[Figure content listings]

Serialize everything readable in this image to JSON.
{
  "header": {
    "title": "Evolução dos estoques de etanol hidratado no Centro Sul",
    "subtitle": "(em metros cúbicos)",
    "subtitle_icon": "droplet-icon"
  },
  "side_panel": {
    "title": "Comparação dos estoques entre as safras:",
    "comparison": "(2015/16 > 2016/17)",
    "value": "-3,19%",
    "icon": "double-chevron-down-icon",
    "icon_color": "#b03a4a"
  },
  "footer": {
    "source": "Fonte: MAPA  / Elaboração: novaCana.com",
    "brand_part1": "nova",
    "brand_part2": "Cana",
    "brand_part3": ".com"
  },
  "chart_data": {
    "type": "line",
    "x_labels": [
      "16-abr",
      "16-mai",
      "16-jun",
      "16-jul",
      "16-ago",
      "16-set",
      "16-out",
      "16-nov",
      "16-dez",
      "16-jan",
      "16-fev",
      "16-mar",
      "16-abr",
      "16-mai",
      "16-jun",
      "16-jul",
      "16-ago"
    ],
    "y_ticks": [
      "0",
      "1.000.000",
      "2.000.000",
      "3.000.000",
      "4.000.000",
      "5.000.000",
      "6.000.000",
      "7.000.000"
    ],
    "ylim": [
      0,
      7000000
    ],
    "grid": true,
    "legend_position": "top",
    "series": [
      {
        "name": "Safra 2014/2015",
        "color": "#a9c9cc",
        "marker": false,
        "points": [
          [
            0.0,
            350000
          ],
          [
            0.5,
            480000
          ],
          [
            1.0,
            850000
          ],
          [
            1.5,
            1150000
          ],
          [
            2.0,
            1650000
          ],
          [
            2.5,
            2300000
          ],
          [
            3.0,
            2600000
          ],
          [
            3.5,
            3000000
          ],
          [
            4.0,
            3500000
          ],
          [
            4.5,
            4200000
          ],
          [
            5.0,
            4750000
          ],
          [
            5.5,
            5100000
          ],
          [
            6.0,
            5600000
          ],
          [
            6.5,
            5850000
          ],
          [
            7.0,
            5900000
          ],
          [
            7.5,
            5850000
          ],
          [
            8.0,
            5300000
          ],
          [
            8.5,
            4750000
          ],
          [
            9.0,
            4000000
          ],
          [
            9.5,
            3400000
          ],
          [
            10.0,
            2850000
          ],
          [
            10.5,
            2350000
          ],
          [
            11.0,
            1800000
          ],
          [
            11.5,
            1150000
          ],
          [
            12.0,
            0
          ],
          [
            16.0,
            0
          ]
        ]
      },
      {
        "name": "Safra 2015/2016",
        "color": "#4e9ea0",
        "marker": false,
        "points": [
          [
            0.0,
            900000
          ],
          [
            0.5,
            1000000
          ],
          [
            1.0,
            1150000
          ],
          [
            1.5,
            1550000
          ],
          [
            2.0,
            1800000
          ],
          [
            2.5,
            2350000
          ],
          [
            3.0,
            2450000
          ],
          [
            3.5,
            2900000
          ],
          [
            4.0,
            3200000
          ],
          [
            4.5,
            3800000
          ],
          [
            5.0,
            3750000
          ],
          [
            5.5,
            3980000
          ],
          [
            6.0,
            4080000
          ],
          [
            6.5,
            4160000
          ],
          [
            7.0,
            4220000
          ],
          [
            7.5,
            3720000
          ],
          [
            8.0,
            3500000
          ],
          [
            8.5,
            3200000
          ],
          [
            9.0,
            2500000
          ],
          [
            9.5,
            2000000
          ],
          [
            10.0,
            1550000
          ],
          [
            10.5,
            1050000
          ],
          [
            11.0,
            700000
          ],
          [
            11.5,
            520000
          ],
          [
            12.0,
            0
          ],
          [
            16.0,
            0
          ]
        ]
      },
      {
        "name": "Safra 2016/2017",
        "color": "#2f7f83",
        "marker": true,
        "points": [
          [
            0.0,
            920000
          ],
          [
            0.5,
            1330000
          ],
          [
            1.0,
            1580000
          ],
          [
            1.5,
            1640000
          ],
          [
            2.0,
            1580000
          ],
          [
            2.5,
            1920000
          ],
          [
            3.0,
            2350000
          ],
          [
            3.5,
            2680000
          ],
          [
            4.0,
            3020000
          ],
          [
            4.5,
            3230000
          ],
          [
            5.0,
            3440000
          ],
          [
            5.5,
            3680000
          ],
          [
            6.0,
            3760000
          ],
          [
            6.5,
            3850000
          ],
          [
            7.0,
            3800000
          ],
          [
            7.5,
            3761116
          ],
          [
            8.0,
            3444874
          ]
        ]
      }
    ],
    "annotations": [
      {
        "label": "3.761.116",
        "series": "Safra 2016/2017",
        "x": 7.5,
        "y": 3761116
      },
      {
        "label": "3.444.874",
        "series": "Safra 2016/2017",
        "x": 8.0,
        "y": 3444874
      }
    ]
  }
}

● EXERCISE TASK: Look for "name" and pull out every line that has it.

● OUTPUT OF THE EXERCISE:
        "name": "Safra 2014/2015",
        "name": "Safra 2015/2016",
        "name": "Safra 2016/2017",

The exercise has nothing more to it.